Search the records that follow and extract every line containing the string "JSON".
★ ★ ★ ★
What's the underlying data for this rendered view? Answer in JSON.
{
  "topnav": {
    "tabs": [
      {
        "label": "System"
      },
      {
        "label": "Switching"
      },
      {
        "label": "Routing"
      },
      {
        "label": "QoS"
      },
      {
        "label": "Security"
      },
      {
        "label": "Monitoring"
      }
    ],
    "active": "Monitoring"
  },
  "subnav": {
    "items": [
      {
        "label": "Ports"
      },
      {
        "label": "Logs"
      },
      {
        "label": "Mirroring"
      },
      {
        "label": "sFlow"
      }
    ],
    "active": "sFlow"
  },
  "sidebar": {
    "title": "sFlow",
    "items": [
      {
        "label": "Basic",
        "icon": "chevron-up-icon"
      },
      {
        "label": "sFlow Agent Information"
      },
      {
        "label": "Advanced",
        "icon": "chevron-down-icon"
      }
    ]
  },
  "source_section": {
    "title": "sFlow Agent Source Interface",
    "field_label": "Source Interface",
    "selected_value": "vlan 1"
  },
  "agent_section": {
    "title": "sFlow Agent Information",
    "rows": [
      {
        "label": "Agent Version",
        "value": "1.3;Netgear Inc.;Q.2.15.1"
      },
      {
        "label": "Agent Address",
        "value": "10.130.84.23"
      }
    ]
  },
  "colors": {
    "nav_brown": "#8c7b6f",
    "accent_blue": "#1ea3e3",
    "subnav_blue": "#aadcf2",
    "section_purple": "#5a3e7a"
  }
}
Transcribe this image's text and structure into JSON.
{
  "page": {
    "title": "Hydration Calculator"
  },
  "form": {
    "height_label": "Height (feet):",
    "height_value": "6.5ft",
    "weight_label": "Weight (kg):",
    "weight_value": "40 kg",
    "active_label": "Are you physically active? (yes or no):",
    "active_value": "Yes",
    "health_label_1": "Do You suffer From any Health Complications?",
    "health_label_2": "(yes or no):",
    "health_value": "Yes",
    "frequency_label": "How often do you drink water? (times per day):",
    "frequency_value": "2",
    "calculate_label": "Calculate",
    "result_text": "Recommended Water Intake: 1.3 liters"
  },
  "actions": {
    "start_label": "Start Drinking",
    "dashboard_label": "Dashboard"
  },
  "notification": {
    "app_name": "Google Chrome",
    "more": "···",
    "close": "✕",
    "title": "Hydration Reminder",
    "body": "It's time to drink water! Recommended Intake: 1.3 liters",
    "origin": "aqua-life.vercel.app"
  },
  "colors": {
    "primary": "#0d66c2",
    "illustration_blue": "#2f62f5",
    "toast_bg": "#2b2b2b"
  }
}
★ ★ ★ ★
*FINAL ANSWER*:
What's the underlying data for this rendered view? Answer in JSON.
Transcribe this image's text and structure into JSON.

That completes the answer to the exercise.